▸ Information supplied
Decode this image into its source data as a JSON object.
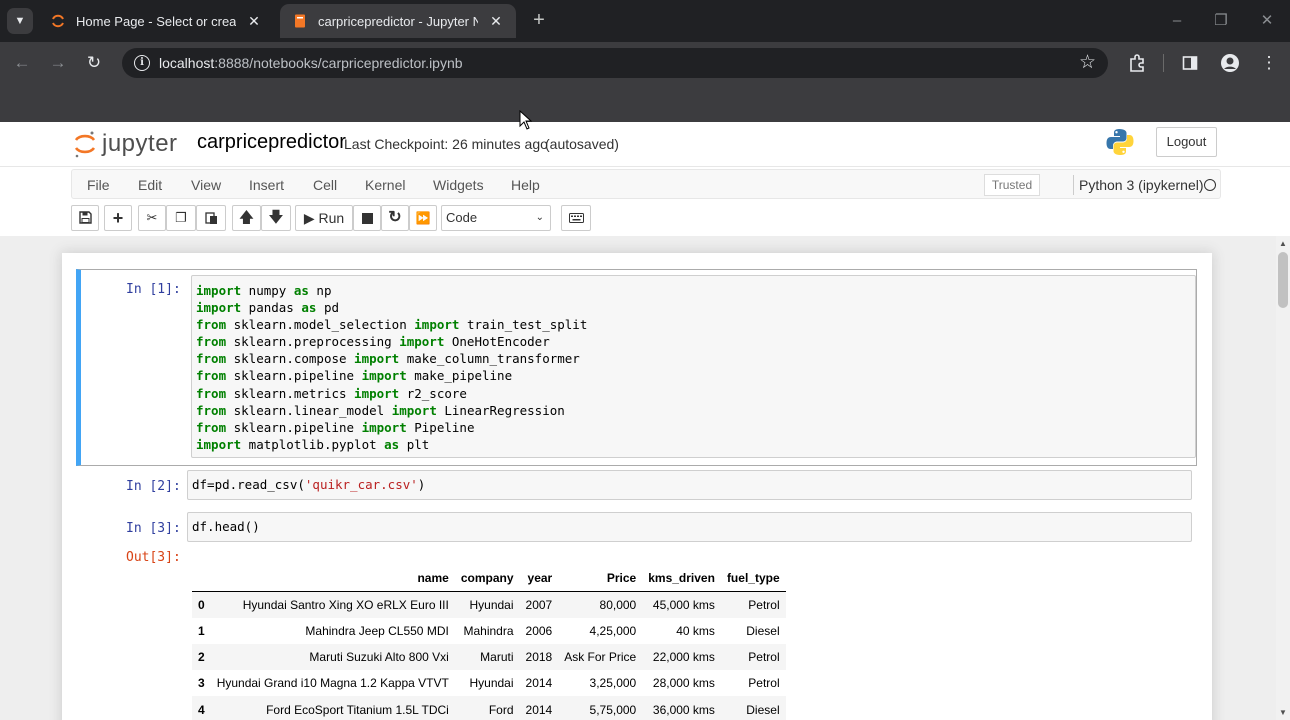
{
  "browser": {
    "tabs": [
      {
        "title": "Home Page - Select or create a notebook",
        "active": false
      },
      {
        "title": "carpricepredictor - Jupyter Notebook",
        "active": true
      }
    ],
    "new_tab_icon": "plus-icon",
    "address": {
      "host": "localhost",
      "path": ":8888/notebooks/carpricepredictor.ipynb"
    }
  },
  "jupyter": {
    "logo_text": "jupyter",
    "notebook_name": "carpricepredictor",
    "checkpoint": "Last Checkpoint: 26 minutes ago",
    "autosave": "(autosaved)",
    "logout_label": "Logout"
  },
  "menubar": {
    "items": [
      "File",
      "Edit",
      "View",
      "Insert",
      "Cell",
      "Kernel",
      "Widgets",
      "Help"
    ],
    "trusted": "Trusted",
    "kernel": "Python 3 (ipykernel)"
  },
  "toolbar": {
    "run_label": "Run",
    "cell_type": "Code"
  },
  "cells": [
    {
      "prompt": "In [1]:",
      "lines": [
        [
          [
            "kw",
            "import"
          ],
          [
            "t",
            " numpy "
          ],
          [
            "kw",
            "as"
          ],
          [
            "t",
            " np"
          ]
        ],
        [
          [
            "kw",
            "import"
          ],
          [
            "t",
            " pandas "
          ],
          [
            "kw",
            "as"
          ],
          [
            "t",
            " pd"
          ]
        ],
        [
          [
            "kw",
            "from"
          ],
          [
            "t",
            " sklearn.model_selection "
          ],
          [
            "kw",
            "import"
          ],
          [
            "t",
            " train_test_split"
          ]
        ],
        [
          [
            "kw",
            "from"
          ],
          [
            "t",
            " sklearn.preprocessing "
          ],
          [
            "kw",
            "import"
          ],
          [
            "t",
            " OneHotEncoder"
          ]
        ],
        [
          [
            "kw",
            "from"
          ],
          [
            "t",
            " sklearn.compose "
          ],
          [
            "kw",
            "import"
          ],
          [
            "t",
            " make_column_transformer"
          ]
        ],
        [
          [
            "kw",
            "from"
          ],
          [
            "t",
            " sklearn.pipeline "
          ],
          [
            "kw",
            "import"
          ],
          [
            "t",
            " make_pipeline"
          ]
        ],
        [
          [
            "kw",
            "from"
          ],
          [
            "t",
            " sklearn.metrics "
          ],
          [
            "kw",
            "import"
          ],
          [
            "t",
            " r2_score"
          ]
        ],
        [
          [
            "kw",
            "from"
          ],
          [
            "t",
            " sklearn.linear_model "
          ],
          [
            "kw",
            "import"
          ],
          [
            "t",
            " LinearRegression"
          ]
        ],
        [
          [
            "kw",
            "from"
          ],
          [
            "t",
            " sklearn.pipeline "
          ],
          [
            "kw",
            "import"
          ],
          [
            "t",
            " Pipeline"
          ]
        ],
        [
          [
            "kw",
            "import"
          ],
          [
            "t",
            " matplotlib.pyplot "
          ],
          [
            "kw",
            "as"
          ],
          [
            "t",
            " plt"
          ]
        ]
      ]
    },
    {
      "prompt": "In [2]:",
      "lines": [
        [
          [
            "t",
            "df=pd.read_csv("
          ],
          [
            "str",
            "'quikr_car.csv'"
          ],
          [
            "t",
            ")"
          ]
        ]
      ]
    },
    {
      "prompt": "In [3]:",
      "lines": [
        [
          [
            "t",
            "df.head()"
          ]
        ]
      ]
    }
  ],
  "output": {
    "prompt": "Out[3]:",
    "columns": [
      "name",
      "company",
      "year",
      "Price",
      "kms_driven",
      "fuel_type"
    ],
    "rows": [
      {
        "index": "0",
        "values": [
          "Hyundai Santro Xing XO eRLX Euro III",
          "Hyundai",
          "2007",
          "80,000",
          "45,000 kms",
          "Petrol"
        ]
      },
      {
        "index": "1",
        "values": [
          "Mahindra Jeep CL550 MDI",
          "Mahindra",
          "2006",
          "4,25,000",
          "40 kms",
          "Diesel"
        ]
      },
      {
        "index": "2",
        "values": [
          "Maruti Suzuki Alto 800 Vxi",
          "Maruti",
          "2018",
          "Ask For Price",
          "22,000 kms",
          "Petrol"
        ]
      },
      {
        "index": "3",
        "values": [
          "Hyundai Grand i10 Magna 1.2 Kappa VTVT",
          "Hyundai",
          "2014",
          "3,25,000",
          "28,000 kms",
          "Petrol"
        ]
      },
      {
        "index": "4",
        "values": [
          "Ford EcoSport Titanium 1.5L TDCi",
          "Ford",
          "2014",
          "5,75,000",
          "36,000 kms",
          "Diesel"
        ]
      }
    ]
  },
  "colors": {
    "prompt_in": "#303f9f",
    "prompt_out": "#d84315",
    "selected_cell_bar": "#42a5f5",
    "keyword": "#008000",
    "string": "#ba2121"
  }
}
---
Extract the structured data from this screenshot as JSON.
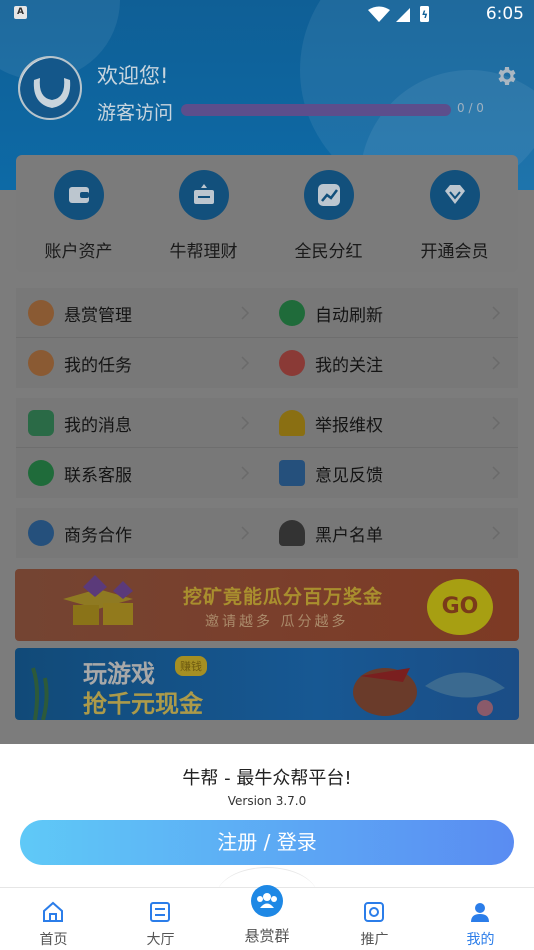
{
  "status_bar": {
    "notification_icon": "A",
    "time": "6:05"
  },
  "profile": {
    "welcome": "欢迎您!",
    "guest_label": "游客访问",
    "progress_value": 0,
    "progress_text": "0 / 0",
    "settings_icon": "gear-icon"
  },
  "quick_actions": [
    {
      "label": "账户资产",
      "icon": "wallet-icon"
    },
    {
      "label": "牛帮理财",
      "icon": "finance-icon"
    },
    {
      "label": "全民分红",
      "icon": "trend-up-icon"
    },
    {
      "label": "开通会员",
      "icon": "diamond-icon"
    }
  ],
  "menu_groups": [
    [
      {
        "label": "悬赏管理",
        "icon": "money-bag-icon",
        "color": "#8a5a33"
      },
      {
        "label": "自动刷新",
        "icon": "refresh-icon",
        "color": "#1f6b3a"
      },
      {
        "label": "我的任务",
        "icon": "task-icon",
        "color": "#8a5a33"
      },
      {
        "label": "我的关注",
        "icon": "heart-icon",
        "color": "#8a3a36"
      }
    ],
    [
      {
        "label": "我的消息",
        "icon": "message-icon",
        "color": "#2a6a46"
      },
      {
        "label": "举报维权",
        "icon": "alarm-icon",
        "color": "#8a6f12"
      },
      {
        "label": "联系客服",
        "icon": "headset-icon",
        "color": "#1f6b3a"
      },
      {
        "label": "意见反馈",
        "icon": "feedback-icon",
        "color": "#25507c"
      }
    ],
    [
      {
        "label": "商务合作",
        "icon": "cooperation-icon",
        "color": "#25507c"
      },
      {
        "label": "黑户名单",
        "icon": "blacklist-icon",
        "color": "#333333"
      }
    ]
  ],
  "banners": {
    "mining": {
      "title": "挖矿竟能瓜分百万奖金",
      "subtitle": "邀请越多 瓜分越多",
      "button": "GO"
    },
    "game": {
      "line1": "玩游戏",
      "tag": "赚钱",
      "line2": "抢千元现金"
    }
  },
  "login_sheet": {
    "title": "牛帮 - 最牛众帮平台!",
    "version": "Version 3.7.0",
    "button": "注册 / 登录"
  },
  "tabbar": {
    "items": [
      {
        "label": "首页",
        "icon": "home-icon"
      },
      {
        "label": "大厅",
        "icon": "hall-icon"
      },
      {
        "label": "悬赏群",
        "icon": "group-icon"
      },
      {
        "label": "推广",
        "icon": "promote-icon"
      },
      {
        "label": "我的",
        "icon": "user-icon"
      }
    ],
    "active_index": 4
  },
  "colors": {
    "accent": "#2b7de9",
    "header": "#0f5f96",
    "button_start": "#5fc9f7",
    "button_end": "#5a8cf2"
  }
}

▸ Set task
Lines that hold the word "carpricepredictor" are the ones to return, every one of them.

▸ Response to this task
        "title": "carpricepredictor - Jupyter Notebook",
      "path": ":8888/notebooks/carpricepredictor.ipynb"
    "notebook_name": "carpricepredictor",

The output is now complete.